**EXERCISE INSTRUCTIONS:** Select the lines below containing the word "this".

* Start INFORMATION PROVIDED *

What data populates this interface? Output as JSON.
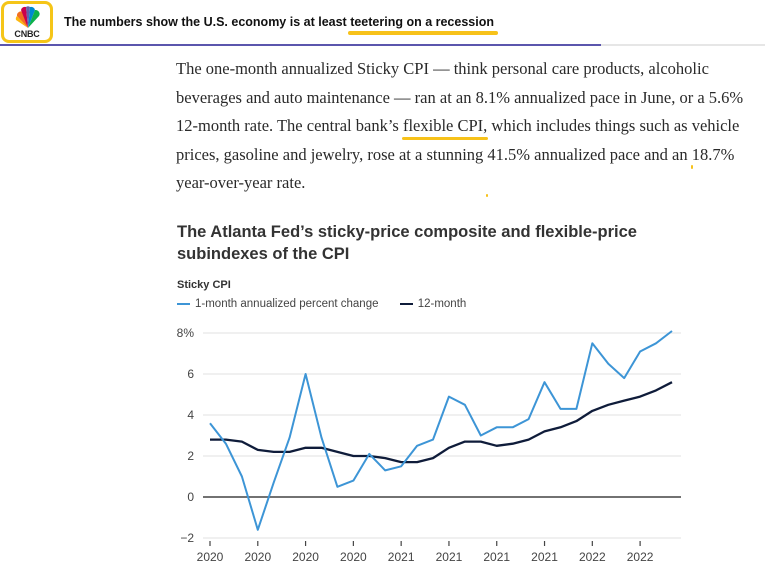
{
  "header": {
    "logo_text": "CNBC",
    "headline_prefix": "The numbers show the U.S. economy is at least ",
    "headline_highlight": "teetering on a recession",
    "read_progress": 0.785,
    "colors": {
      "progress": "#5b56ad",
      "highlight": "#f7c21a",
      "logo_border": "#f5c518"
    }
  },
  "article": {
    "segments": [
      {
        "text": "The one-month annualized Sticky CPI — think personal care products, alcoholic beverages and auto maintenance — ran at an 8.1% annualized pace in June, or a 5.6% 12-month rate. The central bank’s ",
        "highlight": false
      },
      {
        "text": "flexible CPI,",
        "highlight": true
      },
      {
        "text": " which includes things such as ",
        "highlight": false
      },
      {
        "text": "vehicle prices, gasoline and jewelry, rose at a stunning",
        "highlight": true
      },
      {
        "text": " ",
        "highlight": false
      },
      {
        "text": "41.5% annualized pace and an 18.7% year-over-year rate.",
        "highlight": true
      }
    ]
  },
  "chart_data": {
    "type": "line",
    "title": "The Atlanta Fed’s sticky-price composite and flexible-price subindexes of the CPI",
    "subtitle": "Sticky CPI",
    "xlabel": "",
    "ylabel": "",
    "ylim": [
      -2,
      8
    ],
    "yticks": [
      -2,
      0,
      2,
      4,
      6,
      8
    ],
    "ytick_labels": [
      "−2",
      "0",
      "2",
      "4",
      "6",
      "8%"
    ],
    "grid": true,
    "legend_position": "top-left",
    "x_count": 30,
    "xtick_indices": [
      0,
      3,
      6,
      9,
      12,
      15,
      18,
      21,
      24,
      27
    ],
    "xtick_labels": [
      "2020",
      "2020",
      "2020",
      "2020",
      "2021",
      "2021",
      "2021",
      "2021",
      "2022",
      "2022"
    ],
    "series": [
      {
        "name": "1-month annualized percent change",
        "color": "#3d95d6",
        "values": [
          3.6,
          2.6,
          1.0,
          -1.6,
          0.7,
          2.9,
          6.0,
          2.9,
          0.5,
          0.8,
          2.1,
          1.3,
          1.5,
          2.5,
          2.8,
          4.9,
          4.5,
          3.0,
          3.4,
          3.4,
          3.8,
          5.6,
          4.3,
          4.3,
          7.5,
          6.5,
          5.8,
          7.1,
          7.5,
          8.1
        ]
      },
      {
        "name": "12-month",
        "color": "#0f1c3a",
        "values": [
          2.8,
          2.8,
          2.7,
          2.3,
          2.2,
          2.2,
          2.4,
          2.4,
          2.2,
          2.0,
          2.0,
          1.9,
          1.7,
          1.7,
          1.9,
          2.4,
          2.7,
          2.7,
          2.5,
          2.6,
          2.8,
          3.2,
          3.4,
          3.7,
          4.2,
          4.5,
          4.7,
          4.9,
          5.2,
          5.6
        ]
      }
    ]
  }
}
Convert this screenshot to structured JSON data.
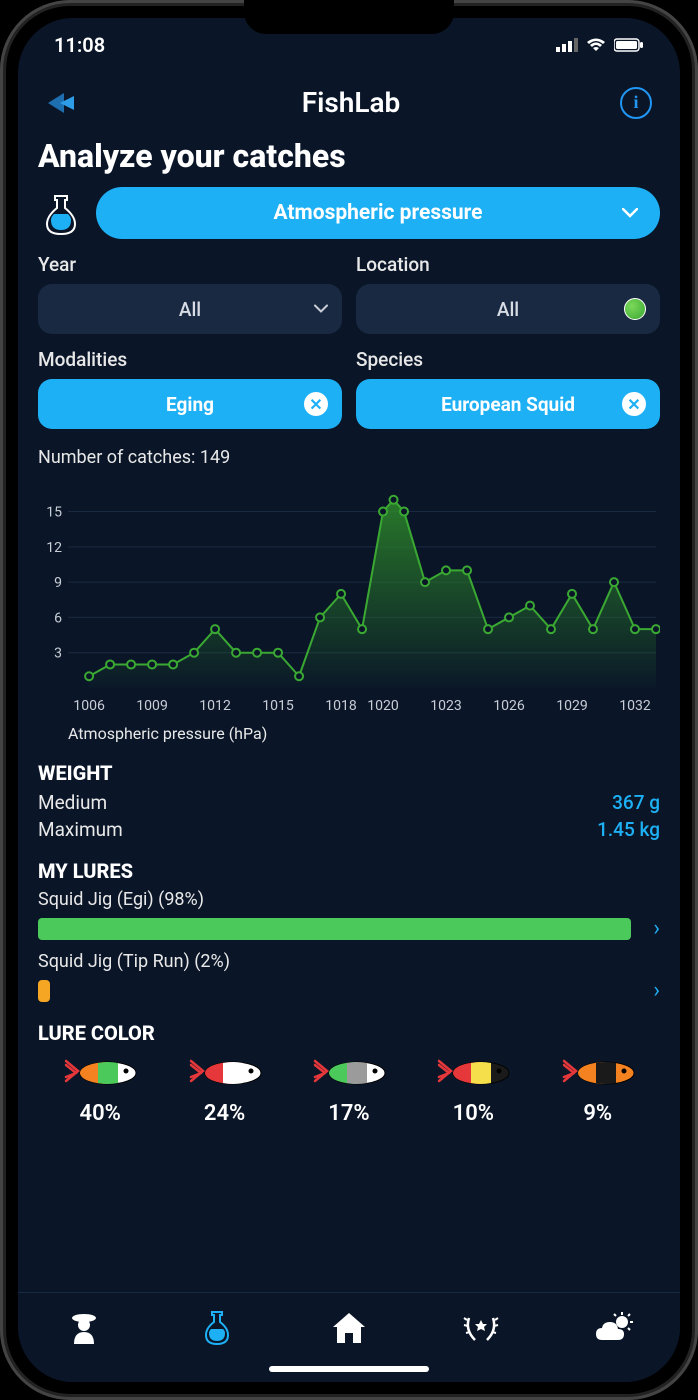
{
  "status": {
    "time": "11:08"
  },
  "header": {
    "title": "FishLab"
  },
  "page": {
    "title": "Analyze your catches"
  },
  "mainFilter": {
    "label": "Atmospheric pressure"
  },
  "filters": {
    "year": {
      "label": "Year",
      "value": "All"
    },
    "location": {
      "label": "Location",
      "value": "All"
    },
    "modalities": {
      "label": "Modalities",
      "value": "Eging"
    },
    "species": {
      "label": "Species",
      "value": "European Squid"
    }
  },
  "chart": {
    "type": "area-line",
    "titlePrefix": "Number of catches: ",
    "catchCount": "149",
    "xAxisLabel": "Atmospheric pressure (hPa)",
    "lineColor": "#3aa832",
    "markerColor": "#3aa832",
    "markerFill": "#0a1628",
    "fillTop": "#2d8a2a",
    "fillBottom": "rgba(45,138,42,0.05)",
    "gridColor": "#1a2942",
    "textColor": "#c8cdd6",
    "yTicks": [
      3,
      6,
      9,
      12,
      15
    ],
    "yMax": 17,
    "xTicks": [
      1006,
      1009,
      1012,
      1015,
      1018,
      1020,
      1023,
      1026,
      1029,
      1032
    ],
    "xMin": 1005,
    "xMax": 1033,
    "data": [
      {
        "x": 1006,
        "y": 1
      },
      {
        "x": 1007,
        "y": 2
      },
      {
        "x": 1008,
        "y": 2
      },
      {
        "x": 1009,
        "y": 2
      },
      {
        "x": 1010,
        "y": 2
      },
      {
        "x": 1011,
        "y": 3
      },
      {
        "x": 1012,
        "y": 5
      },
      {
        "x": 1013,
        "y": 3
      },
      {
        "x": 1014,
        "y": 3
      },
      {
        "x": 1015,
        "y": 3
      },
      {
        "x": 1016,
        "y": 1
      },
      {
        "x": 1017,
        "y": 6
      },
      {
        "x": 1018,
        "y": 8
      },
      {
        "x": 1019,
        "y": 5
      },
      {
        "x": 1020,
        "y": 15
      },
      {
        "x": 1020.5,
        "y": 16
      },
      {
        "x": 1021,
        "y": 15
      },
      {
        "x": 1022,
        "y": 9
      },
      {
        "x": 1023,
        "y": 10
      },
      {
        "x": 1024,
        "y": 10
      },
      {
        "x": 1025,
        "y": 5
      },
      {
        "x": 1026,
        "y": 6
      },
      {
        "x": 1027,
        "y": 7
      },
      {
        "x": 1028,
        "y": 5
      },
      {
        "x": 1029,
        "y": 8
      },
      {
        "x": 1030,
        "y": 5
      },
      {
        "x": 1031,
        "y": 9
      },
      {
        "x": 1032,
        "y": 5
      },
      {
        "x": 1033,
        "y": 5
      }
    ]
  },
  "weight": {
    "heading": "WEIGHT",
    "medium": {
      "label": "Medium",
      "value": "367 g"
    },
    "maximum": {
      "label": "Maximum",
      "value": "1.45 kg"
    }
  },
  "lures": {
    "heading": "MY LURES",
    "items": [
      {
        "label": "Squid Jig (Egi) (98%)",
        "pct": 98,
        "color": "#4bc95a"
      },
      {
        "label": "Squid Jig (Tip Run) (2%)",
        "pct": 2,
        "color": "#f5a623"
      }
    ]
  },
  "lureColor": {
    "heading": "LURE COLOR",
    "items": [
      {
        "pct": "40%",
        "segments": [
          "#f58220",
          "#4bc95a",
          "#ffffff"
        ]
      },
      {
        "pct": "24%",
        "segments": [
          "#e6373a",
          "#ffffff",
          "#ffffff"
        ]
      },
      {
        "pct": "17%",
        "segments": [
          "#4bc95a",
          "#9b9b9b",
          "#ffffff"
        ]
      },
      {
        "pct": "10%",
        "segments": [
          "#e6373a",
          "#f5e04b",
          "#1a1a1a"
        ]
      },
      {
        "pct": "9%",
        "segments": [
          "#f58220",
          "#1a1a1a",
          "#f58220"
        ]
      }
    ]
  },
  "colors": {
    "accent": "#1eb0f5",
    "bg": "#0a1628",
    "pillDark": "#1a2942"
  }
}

* End INFORMATION PROVIDED *

**ANSWER TO THE PROBLEM:**
What data populates this interface? Output as JSON.
Convert this screenshot to structured JSON data.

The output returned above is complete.